*Extracted data*:
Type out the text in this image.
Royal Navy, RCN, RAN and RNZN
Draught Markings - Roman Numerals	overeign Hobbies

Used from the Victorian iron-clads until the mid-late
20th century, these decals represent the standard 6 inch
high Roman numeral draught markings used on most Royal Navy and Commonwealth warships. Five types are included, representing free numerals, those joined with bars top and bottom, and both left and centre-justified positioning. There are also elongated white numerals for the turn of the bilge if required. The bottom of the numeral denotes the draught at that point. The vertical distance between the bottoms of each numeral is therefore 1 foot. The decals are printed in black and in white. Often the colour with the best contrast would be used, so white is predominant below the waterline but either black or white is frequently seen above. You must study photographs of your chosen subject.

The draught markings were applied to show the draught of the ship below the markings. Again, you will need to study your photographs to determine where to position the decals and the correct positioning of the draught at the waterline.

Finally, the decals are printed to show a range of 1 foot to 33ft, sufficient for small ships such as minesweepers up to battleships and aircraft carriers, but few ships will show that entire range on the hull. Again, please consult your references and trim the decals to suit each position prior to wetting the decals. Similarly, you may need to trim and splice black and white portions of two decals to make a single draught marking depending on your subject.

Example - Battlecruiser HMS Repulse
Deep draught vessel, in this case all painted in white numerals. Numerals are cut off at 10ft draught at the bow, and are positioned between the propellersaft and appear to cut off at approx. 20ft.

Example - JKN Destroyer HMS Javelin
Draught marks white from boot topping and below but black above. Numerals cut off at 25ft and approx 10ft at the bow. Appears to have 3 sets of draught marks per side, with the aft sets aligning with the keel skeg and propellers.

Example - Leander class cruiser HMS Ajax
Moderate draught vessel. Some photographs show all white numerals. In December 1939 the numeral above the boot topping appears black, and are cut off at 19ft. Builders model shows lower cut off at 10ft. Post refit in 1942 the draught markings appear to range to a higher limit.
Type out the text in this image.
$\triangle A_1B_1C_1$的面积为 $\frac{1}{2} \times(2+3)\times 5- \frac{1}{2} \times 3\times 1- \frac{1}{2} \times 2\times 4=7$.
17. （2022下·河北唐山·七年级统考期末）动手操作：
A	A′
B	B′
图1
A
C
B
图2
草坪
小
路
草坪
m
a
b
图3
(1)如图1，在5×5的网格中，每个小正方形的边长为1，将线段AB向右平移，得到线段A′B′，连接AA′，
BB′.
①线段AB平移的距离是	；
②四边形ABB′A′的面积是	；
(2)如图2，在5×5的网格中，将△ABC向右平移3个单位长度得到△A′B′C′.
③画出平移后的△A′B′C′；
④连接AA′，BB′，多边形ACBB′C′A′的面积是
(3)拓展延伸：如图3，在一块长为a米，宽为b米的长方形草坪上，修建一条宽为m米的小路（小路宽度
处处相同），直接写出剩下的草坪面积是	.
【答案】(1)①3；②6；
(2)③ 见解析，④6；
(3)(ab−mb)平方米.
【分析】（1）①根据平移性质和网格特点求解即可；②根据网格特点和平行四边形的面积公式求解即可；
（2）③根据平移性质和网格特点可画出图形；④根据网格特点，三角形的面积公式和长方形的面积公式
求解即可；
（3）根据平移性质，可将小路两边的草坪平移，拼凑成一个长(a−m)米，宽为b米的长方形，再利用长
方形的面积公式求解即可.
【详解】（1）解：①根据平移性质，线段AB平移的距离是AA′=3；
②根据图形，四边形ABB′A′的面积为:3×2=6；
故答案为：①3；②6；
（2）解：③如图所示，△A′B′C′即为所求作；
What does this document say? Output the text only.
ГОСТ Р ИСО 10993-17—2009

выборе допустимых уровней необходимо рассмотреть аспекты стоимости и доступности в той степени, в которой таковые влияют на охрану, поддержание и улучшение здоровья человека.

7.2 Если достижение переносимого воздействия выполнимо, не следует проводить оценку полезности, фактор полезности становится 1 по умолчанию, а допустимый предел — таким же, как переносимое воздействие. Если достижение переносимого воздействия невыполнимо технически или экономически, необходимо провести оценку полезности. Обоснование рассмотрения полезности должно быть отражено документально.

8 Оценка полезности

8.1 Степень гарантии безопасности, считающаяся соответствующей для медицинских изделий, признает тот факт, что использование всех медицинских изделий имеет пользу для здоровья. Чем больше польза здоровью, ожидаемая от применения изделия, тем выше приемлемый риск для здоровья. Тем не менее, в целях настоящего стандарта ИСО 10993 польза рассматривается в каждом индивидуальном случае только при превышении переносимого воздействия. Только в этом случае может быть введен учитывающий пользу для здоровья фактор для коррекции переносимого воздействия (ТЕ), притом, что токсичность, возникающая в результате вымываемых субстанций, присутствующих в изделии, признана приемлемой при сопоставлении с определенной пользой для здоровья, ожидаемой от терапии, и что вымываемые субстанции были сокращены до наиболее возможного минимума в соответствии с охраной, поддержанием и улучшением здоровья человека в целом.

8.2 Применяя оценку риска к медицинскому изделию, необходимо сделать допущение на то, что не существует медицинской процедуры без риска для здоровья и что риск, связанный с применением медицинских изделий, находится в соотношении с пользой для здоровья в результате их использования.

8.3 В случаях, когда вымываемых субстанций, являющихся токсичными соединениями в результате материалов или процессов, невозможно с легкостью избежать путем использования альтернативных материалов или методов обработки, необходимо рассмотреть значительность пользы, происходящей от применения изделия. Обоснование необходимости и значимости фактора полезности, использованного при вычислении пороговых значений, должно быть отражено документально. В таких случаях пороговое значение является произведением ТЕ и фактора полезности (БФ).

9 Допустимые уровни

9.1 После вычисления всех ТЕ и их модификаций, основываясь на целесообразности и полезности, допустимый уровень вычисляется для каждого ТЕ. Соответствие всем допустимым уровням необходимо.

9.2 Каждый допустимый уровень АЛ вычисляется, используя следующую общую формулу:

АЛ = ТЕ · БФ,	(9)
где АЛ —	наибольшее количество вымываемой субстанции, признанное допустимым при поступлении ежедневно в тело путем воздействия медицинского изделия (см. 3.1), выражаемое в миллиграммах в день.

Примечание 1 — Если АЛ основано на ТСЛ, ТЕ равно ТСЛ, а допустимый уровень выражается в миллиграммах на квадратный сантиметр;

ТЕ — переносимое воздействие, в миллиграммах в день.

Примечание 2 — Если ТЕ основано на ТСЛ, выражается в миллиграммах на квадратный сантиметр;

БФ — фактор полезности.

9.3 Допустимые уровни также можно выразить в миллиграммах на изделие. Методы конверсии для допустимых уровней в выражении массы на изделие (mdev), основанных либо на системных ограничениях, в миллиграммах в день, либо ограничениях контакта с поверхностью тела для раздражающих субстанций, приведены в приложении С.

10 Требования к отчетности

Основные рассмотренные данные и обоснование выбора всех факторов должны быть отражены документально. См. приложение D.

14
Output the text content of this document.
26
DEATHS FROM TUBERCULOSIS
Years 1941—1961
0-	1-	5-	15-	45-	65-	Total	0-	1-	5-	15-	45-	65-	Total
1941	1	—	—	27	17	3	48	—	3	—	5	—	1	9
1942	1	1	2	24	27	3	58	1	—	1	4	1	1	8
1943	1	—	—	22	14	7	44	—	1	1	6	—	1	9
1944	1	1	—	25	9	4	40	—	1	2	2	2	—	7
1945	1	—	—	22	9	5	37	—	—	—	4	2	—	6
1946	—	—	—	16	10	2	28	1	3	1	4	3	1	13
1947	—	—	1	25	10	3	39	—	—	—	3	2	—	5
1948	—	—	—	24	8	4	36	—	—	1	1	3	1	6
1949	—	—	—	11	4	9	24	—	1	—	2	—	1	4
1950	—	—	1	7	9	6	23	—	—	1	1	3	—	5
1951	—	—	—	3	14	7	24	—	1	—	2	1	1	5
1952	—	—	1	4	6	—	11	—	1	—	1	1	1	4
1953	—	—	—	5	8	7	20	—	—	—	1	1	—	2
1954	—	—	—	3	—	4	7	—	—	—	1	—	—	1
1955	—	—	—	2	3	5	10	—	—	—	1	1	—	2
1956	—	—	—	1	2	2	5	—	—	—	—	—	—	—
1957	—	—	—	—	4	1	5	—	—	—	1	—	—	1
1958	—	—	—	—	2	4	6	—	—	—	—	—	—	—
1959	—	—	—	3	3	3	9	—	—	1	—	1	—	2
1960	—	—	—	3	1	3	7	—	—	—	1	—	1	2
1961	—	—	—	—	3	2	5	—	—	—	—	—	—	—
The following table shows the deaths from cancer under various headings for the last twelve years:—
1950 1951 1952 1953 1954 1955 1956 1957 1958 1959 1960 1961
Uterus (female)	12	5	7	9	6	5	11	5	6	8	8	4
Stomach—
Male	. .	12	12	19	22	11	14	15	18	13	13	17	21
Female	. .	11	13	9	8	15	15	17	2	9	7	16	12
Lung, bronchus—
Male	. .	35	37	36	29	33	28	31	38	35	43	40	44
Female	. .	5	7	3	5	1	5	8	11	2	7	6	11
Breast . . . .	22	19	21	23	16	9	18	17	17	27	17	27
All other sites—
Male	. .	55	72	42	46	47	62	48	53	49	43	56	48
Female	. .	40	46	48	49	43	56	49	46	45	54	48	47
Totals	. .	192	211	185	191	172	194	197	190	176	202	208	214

*What you should do*: Where a line in the entries holds the word "сантиметр", copy that line.

*Answer below*:
Примечание 1 — Если АЛ основано на ТСЛ, ТЕ равно ТСЛ, а допустимый уровень выражается в миллиграммах на квадратный сантиметр;
Примечание 2 — Если ТЕ основано на ТСЛ, выражается в миллиграммах на квадратный сантиметр;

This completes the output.